▼▼▼

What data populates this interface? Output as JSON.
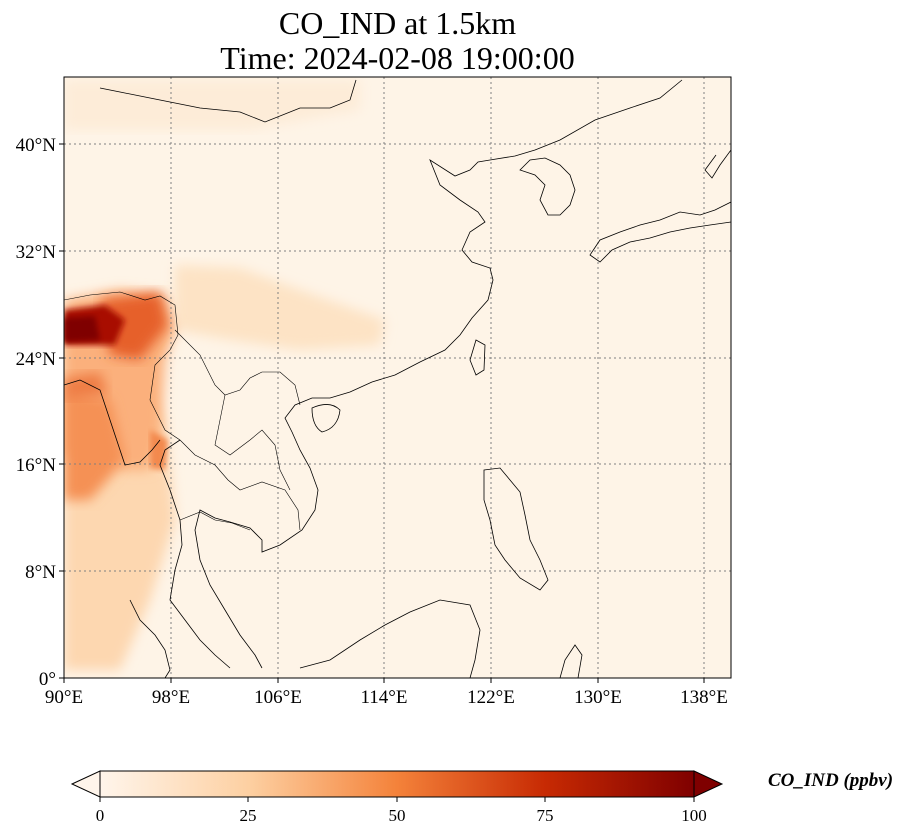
{
  "title_line1": "CO_IND at 1.5km",
  "title_line2": "Time: 2024-02-08 19:00:00",
  "axes": {
    "lon_ticks": [
      "90°E",
      "98°E",
      "106°E",
      "114°E",
      "122°E",
      "130°E",
      "138°E"
    ],
    "lat_ticks": [
      "0°",
      "8°N",
      "16°N",
      "24°N",
      "32°N",
      "40°N"
    ],
    "lon_range": [
      90,
      140
    ],
    "lat_range": [
      0,
      45
    ],
    "gridlines": "dotted"
  },
  "colorbar": {
    "label": "CO_IND (ppbv)",
    "ticks": [
      "0",
      "25",
      "50",
      "75",
      "100"
    ],
    "range": [
      0,
      100
    ],
    "extend": "both",
    "colors": [
      "#fff5eb",
      "#fdd0a2",
      "#fd8d3c",
      "#d94801",
      "#7f2704"
    ]
  }
}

▲▲▲

• [What you should do] Without including any pictures, print each record exactly.

• [Result below]
What data populates this interface? Output as JSON.
{
  "title_line1": "CO_IND at 1.5km",
  "title_line2": "Time: 2024-02-08 19:00:00",
  "axes": {
    "lon_ticks": [
      "90°E",
      "98°E",
      "106°E",
      "114°E",
      "122°E",
      "130°E",
      "138°E"
    ],
    "lat_ticks": [
      "0°",
      "8°N",
      "16°N",
      "24°N",
      "32°N",
      "40°N"
    ],
    "lon_range": [
      90,
      140
    ],
    "lat_range": [
      0,
      45
    ],
    "gridlines": "dotted"
  },
  "colorbar": {
    "label": "CO_IND (ppbv)",
    "ticks": [
      "0",
      "25",
      "50",
      "75",
      "100"
    ],
    "range": [
      0,
      100
    ],
    "extend": "both",
    "colors": [
      "#fff5eb",
      "#fdd0a2",
      "#fd8d3c",
      "#d94801",
      "#7f2704"
    ]
  }
}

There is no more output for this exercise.